++++ Extracted material

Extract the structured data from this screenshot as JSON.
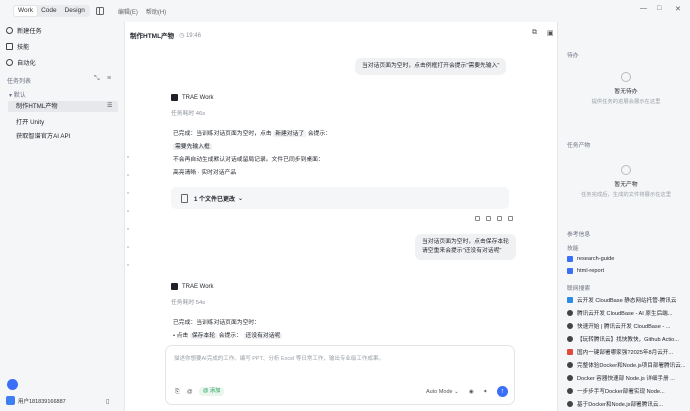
{
  "topbar": {
    "modes": [
      "Work",
      "Code",
      "Design"
    ],
    "active_mode": "Work",
    "menus": [
      "编辑(E)",
      "帮助(H)"
    ],
    "window_controls": [
      "—",
      "□",
      "✕"
    ]
  },
  "sidebar": {
    "nav": [
      {
        "label": "新建任务",
        "icon": "new-task-icon"
      },
      {
        "label": "技能",
        "icon": "skills-icon"
      },
      {
        "label": "自动化",
        "icon": "automation-icon"
      }
    ],
    "task_list_label": "任务列表",
    "group_label": "默认",
    "tasks": [
      "制作HTML产物",
      "打开 Unity",
      "获取智谱官方AI API"
    ],
    "user": "用户181839166887"
  },
  "main": {
    "title": "制作HTML产物",
    "time": "19:46",
    "user_msg_1": "当对话页面为空时，点击例框打开会提示\"需要先输入\"",
    "agent_name": "TRAE Work",
    "duration_1": "任务耗时 46s",
    "reply_line1_pre": "已完成：当训练对话页面为空时，点击",
    "reply_line1_tag": "新建对话了",
    "reply_line1_post": "会提示：",
    "reply_line2_tag": "需要先输入框",
    "reply_line3": "不会再自动生成默认对话或留局记录。文件已同步到桌面：",
    "reply_line4": "高亮清晰 · 实时对话产品",
    "file_summary": "1 个文件已更改",
    "user_msg_2_line1": "当对话页面为空时，点击保存本轮",
    "user_msg_2_line2": "请空重来会提示\"还没有对话呢\"",
    "duration_2": "任务耗时 54s",
    "reply2_line1": "已完成：当训练对话页面为空时：",
    "reply2_line2_pre": "• 点击",
    "reply2_line2_tag": "保存本轮",
    "reply2_line2_mid": "会提示：",
    "reply2_line2_tag2": "还没有对话呢",
    "input_placeholder": "描述你想要AI完成的工作。编写 PPT、分析 Excel 等日常工作，输出专业级工作成果。",
    "pill": "@ 添加",
    "mode_select": "Auto Mode"
  },
  "rpanel": {
    "todo_label": "待办",
    "todo_empty": "暂无待办",
    "todo_hint": "提供任务的进展会展示在这里",
    "output_label": "任务产物",
    "output_empty": "暂无产物",
    "output_hint": "任务完成后，生成的文件将展示在这里",
    "ref_label": "参考信息",
    "skills_label": "技能",
    "skills": [
      "research-guide",
      "html-report"
    ],
    "search_label": "联网搜索",
    "results": [
      "云开发 CloudBase 静态网站托管-腾讯云",
      "腾讯云开发 CloudBase - AI 原生后端...",
      "快速开始 | 腾讯云开发 CloudBase - ...",
      "【玩转腾讯云】找快教快，Github Actio...",
      "国内一键部署哪家强?2025年8月云开...",
      "完整体验Docker和Node.js项目部署腾讯云...",
      "Docker 容器快速部 Node.js 详细手册 ...",
      "一步步手写Docker部署实现 Node...",
      "基于Docker和Node.js部署腾讯云..."
    ]
  },
  "colors": {
    "accent": "#3a6ff7",
    "green": "#1f9d55"
  }
}
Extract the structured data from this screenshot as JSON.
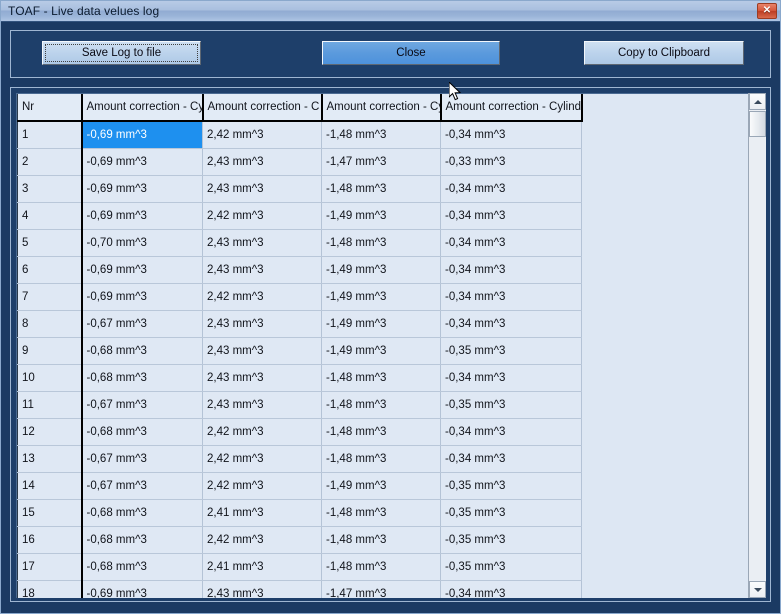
{
  "window": {
    "title": "TOAF - Live data velues log",
    "close_label": "✕"
  },
  "toolbar": {
    "save_label": "Save Log to file",
    "close_label": "Close",
    "copy_label": "Copy to Clipboard"
  },
  "scrollbar": {
    "up_label": "",
    "down_label": ""
  },
  "table": {
    "headers": [
      "Nr",
      "Amount correction - Cyli",
      "Amount correction - C",
      "Amount correction - Cy",
      "Amount correction - Cylinder"
    ],
    "selected_cell": {
      "row": 0,
      "col": 1
    },
    "rows": [
      [
        "1",
        "-0,69 mm^3",
        "2,42 mm^3",
        "-1,48 mm^3",
        "-0,34 mm^3"
      ],
      [
        "2",
        "-0,69 mm^3",
        "2,43 mm^3",
        "-1,47 mm^3",
        "-0,33 mm^3"
      ],
      [
        "3",
        "-0,69 mm^3",
        "2,43 mm^3",
        "-1,48 mm^3",
        "-0,34 mm^3"
      ],
      [
        "4",
        "-0,69 mm^3",
        "2,42 mm^3",
        "-1,49 mm^3",
        "-0,34 mm^3"
      ],
      [
        "5",
        "-0,70 mm^3",
        "2,43 mm^3",
        "-1,48 mm^3",
        "-0,34 mm^3"
      ],
      [
        "6",
        "-0,69 mm^3",
        "2,43 mm^3",
        "-1,49 mm^3",
        "-0,34 mm^3"
      ],
      [
        "7",
        "-0,69 mm^3",
        "2,42 mm^3",
        "-1,49 mm^3",
        "-0,34 mm^3"
      ],
      [
        "8",
        "-0,67 mm^3",
        "2,43 mm^3",
        "-1,49 mm^3",
        "-0,34 mm^3"
      ],
      [
        "9",
        "-0,68 mm^3",
        "2,43 mm^3",
        "-1,49 mm^3",
        "-0,35 mm^3"
      ],
      [
        "10",
        "-0,68 mm^3",
        "2,43 mm^3",
        "-1,48 mm^3",
        "-0,34 mm^3"
      ],
      [
        "11",
        "-0,67 mm^3",
        "2,43 mm^3",
        "-1,48 mm^3",
        "-0,35 mm^3"
      ],
      [
        "12",
        "-0,68 mm^3",
        "2,42 mm^3",
        "-1,48 mm^3",
        "-0,34 mm^3"
      ],
      [
        "13",
        "-0,67 mm^3",
        "2,42 mm^3",
        "-1,48 mm^3",
        "-0,34 mm^3"
      ],
      [
        "14",
        "-0,67 mm^3",
        "2,42 mm^3",
        "-1,49 mm^3",
        "-0,35 mm^3"
      ],
      [
        "15",
        "-0,68 mm^3",
        "2,41 mm^3",
        "-1,48 mm^3",
        "-0,35 mm^3"
      ],
      [
        "16",
        "-0,68 mm^3",
        "2,42 mm^3",
        "-1,48 mm^3",
        "-0,35 mm^3"
      ],
      [
        "17",
        "-0,68 mm^3",
        "2,41 mm^3",
        "-1,48 mm^3",
        "-0,35 mm^3"
      ],
      [
        "18",
        "-0,69 mm^3",
        "2,43 mm^3",
        "-1,47 mm^3",
        "-0,34 mm^3"
      ]
    ]
  },
  "colors": {
    "window_background": "#1b3a63",
    "selection": "#1e90ef",
    "grid_background": "#dde7f3",
    "close_button": "#d4563a",
    "hover_button": "#5b9add"
  }
}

++++++++

Exclude the pictures and transcribe all of the entries exactly.

Extract the structured data from this screenshot as JSON.
{
  "topbar": {
    "modes": [
      "Work",
      "Code",
      "Design"
    ],
    "active_mode": "Work",
    "menus": [
      "编辑(E)",
      "帮助(H)"
    ],
    "window_controls": [
      "—",
      "□",
      "✕"
    ]
  },
  "sidebar": {
    "nav": [
      {
        "label": "新建任务",
        "icon": "new-task-icon"
      },
      {
        "label": "技能",
        "icon": "skills-icon"
      },
      {
        "label": "自动化",
        "icon": "automation-icon"
      }
    ],
    "task_list_label": "任务列表",
    "group_label": "默认",
    "tasks": [
      "制作HTML产物",
      "打开 Unity",
      "获取智谱官方AI API"
    ],
    "user": "用户181839166887"
  },
  "main": {
    "title": "制作HTML产物",
    "time": "19:46",
    "user_msg_1": "当对话页面为空时，点击例框打开会提示\"需要先输入\"",
    "agent_name": "TRAE Work",
    "duration_1": "任务耗时 46s",
    "reply_line1_pre": "已完成：当训练对话页面为空时，点击",
    "reply_line1_tag": "新建对话了",
    "reply_line1_post": "会提示：",
    "reply_line2_tag": "需要先输入框",
    "reply_line3": "不会再自动生成默认对话或留局记录。文件已同步到桌面：",
    "reply_line4": "高亮清晰 · 实时对话产品",
    "file_summary": "1 个文件已更改",
    "user_msg_2_line1": "当对话页面为空时，点击保存本轮",
    "user_msg_2_line2": "请空重来会提示\"还没有对话呢\"",
    "duration_2": "任务耗时 54s",
    "reply2_line1": "已完成：当训练对话页面为空时：",
    "reply2_line2_pre": "• 点击",
    "reply2_line2_tag": "保存本轮",
    "reply2_line2_mid": "会提示：",
    "reply2_line2_tag2": "还没有对话呢",
    "input_placeholder": "描述你想要AI完成的工作。编写 PPT、分析 Excel 等日常工作，输出专业级工作成果。",
    "pill": "@ 添加",
    "mode_select": "Auto Mode"
  },
  "rpanel": {
    "todo_label": "待办",
    "todo_empty": "暂无待办",
    "todo_hint": "提供任务的进展会展示在这里",
    "output_label": "任务产物",
    "output_empty": "暂无产物",
    "output_hint": "任务完成后，生成的文件将展示在这里",
    "ref_label": "参考信息",
    "skills_label": "技能",
    "skills": [
      "research-guide",
      "html-report"
    ],
    "search_label": "联网搜索",
    "results": [
      "云开发 CloudBase 静态网站托管-腾讯云",
      "腾讯云开发 CloudBase - AI 原生后端...",
      "快速开始 | 腾讯云开发 CloudBase - ...",
      "【玩转腾讯云】找快教快，Github Actio...",
      "国内一键部署哪家强?2025年8月云开...",
      "完整体验Docker和Node.js项目部署腾讯云...",
      "Docker 容器快速部 Node.js 详细手册 ...",
      "一步步手写Docker部署实现 Node...",
      "基于Docker和Node.js部署腾讯云..."
    ]
  },
  "colors": {
    "accent": "#3a6ff7",
    "green": "#1f9d55"
  }
}
Extract the structured data from this screenshot as JSON.
{
  "window": {
    "title": "TOAF - Live data velues log",
    "close_label": "✕"
  },
  "toolbar": {
    "save_label": "Save Log to file",
    "close_label": "Close",
    "copy_label": "Copy to Clipboard"
  },
  "scrollbar": {
    "up_label": "",
    "down_label": ""
  },
  "table": {
    "headers": [
      "Nr",
      "Amount correction - Cyli",
      "Amount correction - C",
      "Amount correction - Cy",
      "Amount correction - Cylinder"
    ],
    "selected_cell": {
      "row": 0,
      "col": 1
    },
    "rows": [
      [
        "1",
        "-0,69 mm^3",
        "2,42 mm^3",
        "-1,48 mm^3",
        "-0,34 mm^3"
      ],
      [
        "2",
        "-0,69 mm^3",
        "2,43 mm^3",
        "-1,47 mm^3",
        "-0,33 mm^3"
      ],
      [
        "3",
        "-0,69 mm^3",
        "2,43 mm^3",
        "-1,48 mm^3",
        "-0,34 mm^3"
      ],
      [
        "4",
        "-0,69 mm^3",
        "2,42 mm^3",
        "-1,49 mm^3",
        "-0,34 mm^3"
      ],
      [
        "5",
        "-0,70 mm^3",
        "2,43 mm^3",
        "-1,48 mm^3",
        "-0,34 mm^3"
      ],
      [
        "6",
        "-0,69 mm^3",
        "2,43 mm^3",
        "-1,49 mm^3",
        "-0,34 mm^3"
      ],
      [
        "7",
        "-0,69 mm^3",
        "2,42 mm^3",
        "-1,49 mm^3",
        "-0,34 mm^3"
      ],
      [
        "8",
        "-0,67 mm^3",
        "2,43 mm^3",
        "-1,49 mm^3",
        "-0,34 mm^3"
      ],
      [
        "9",
        "-0,68 mm^3",
        "2,43 mm^3",
        "-1,49 mm^3",
        "-0,35 mm^3"
      ],
      [
        "10",
        "-0,68 mm^3",
        "2,43 mm^3",
        "-1,48 mm^3",
        "-0,34 mm^3"
      ],
      [
        "11",
        "-0,67 mm^3",
        "2,43 mm^3",
        "-1,48 mm^3",
        "-0,35 mm^3"
      ],
      [
        "12",
        "-0,68 mm^3",
        "2,42 mm^3",
        "-1,48 mm^3",
        "-0,34 mm^3"
      ],
      [
        "13",
        "-0,67 mm^3",
        "2,42 mm^3",
        "-1,48 mm^3",
        "-0,34 mm^3"
      ],
      [
        "14",
        "-0,67 mm^3",
        "2,42 mm^3",
        "-1,49 mm^3",
        "-0,35 mm^3"
      ],
      [
        "15",
        "-0,68 mm^3",
        "2,41 mm^3",
        "-1,48 mm^3",
        "-0,35 mm^3"
      ],
      [
        "16",
        "-0,68 mm^3",
        "2,42 mm^3",
        "-1,48 mm^3",
        "-0,35 mm^3"
      ],
      [
        "17",
        "-0,68 mm^3",
        "2,41 mm^3",
        "-1,48 mm^3",
        "-0,35 mm^3"
      ],
      [
        "18",
        "-0,69 mm^3",
        "2,43 mm^3",
        "-1,47 mm^3",
        "-0,34 mm^3"
      ]
    ]
  },
  "colors": {
    "window_background": "#1b3a63",
    "selection": "#1e90ef",
    "grid_background": "#dde7f3",
    "close_button": "#d4563a",
    "hover_button": "#5b9add"
  }
}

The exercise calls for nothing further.